**TASK GOAL**
Print every entry exactly as written.

**RECORD SET**

........

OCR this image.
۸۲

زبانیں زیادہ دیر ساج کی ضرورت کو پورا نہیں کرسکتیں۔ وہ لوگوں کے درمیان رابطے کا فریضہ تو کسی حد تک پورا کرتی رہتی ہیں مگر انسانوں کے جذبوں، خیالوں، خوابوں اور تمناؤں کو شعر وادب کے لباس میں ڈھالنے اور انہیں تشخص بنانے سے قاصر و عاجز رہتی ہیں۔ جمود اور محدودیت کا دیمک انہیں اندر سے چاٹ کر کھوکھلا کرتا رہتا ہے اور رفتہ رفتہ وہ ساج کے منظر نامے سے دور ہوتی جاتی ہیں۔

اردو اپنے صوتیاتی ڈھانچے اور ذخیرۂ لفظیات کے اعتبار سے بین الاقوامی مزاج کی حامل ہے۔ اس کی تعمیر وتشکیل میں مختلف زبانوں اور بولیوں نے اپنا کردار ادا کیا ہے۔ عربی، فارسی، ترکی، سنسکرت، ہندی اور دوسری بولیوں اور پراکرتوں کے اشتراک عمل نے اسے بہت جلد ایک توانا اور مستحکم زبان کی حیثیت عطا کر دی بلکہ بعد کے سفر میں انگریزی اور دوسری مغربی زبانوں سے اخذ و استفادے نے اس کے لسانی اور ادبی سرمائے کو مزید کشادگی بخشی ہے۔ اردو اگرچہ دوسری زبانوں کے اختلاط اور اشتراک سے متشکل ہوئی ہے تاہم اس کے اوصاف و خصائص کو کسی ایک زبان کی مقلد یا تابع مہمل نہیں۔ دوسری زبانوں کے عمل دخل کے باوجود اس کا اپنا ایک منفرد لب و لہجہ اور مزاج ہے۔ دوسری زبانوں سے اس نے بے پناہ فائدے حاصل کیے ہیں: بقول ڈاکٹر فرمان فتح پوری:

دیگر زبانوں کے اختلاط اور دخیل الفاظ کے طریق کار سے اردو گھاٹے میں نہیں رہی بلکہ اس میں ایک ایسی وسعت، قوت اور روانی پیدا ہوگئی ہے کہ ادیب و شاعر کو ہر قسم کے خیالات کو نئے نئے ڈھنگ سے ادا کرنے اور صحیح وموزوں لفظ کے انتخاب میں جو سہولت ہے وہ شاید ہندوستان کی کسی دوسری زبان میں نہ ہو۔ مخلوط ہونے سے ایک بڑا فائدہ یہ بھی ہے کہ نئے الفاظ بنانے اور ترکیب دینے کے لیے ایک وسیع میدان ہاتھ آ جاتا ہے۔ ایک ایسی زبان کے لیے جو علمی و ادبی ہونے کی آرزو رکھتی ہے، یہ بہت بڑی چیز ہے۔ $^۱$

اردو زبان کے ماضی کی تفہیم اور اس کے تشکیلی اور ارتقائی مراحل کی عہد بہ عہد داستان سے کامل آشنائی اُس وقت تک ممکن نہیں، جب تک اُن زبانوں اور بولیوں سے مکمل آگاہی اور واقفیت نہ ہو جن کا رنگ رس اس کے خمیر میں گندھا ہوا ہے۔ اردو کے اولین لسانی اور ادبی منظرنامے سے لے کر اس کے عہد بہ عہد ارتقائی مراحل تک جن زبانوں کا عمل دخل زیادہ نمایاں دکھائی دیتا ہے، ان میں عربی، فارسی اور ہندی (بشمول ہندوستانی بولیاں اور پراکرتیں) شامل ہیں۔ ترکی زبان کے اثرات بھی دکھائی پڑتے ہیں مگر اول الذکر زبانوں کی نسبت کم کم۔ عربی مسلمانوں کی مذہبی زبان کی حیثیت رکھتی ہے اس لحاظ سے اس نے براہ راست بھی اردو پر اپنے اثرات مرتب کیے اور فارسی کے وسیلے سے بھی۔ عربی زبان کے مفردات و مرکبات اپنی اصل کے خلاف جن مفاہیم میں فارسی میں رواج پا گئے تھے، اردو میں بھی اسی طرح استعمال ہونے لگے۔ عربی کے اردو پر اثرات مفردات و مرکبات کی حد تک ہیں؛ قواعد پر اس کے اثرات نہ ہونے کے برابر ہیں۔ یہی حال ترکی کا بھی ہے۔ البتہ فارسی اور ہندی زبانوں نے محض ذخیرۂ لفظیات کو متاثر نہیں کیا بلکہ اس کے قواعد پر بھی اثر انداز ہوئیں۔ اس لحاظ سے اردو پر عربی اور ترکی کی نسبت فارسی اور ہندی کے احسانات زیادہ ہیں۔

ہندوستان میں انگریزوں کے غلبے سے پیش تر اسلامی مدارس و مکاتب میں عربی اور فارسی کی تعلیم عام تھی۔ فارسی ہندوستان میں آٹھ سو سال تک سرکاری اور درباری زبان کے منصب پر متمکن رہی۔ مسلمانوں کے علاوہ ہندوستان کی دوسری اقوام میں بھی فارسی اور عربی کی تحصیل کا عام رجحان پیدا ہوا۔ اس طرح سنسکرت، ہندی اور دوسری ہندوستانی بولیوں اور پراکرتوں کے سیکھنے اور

........

**SOLUTION TO THE PROBLEM**
OCR this image.
۸۲

زبانیں زیادہ دیر ساج کی ضرورت کو پورا نہیں کرسکتیں۔ وہ لوگوں کے درمیان رابطے کا فریضہ تو کسی حد تک پورا کرتی رہتی ہیں مگر انسانوں کے جذبوں، خیالوں، خوابوں اور تمناؤں کو شعر وادب کے لباس میں ڈھالنے اور انہیں تشخص بنانے سے قاصر و عاجز رہتی ہیں۔ جمود اور محدودیت کا دیمک انہیں اندر سے چاٹ کر کھوکھلا کرتا رہتا ہے اور رفتہ رفتہ وہ ساج کے منظر نامے سے دور ہوتی جاتی ہیں۔

اردو اپنے صوتیاتی ڈھانچے اور ذخیرۂ لفظیات کے اعتبار سے بین الاقوامی مزاج کی حامل ہے۔ اس کی تعمیر وتشکیل میں مختلف زبانوں اور بولیوں نے اپنا کردار ادا کیا ہے۔ عربی، فارسی، ترکی، سنسکرت، ہندی اور دوسری بولیوں اور پراکرتوں کے اشتراک عمل نے اسے بہت جلد ایک توانا اور مستحکم زبان کی حیثیت عطا کر دی بلکہ بعد کے سفر میں انگریزی اور دوسری مغربی زبانوں سے اخذ و استفادے نے اس کے لسانی اور ادبی سرمائے کو مزید کشادگی بخشی ہے۔ اردو اگرچہ دوسری زبانوں کے اختلاط اور اشتراک سے متشکل ہوئی ہے تاہم اس کے اوصاف و خصائص کو کسی ایک زبان کی مقلد یا تابع مہمل نہیں۔ دوسری زبانوں کے عمل دخل کے باوجود اس کا اپنا ایک منفرد لب و لہجہ اور مزاج ہے۔ دوسری زبانوں سے اس نے بے پناہ فائدے حاصل کیے ہیں: بقول ڈاکٹر فرمان فتح پوری:

دیگر زبانوں کے اختلاط اور دخیل الفاظ کے طریق کار سے اردو گھاٹے میں نہیں رہی بلکہ اس میں ایک ایسی وسعت، قوت اور روانی پیدا ہوگئی ہے کہ ادیب و شاعر کو ہر قسم کے خیالات کو نئے نئے ڈھنگ سے ادا کرنے اور صحیح وموزوں لفظ کے انتخاب میں جو سہولت ہے وہ شاید ہندوستان کی کسی دوسری زبان میں نہ ہو۔ مخلوط ہونے سے ایک بڑا فائدہ یہ بھی ہے کہ نئے الفاظ بنانے اور ترکیب دینے کے لیے ایک وسیع میدان ہاتھ آ جاتا ہے۔ ایک ایسی زبان کے لیے جو علمی و ادبی ہونے کی آرزو رکھتی ہے، یہ بہت بڑی چیز ہے۔ $^۱$

اردو زبان کے ماضی کی تفہیم اور اس کے تشکیلی اور ارتقائی مراحل کی عہد بہ عہد داستان سے کامل آشنائی اُس وقت تک ممکن نہیں، جب تک اُن زبانوں اور بولیوں سے مکمل آگاہی اور واقفیت نہ ہو جن کا رنگ رس اس کے خمیر میں گندھا ہوا ہے۔ اردو کے اولین لسانی اور ادبی منظرنامے سے لے کر اس کے عہد بہ عہد ارتقائی مراحل تک جن زبانوں کا عمل دخل زیادہ نمایاں دکھائی دیتا ہے، ان میں عربی، فارسی اور ہندی (بشمول ہندوستانی بولیاں اور پراکرتیں) شامل ہیں۔ ترکی زبان کے اثرات بھی دکھائی پڑتے ہیں مگر اول الذکر زبانوں کی نسبت کم کم۔ عربی مسلمانوں کی مذہبی زبان کی حیثیت رکھتی ہے اس لحاظ سے اس نے براہ راست بھی اردو پر اپنے اثرات مرتب کیے اور فارسی کے وسیلے سے بھی۔ عربی زبان کے مفردات و مرکبات اپنی اصل کے خلاف جن مفاہیم میں فارسی میں رواج پا گئے تھے، اردو میں بھی اسی طرح استعمال ہونے لگے۔ عربی کے اردو پر اثرات مفردات و مرکبات کی حد تک ہیں؛ قواعد پر اس کے اثرات نہ ہونے کے برابر ہیں۔ یہی حال ترکی کا بھی ہے۔ البتہ فارسی اور ہندی زبانوں نے محض ذخیرۂ لفظیات کو متاثر نہیں کیا بلکہ اس کے قواعد پر بھی اثر انداز ہوئیں۔ اس لحاظ سے اردو پر عربی اور ترکی کی نسبت فارسی اور ہندی کے احسانات زیادہ ہیں۔

ہندوستان میں انگریزوں کے غلبے سے پیش تر اسلامی مدارس و مکاتب میں عربی اور فارسی کی تعلیم عام تھی۔ فارسی ہندوستان میں آٹھ سو سال تک سرکاری اور درباری زبان کے منصب پر متمکن رہی۔ مسلمانوں کے علاوہ ہندوستان کی دوسری اقوام میں بھی فارسی اور عربی کی تحصیل کا عام رجحان پیدا ہوا۔ اس طرح سنسکرت، ہندی اور دوسری ہندوستانی بولیوں اور پراکرتوں کے سیکھنے اور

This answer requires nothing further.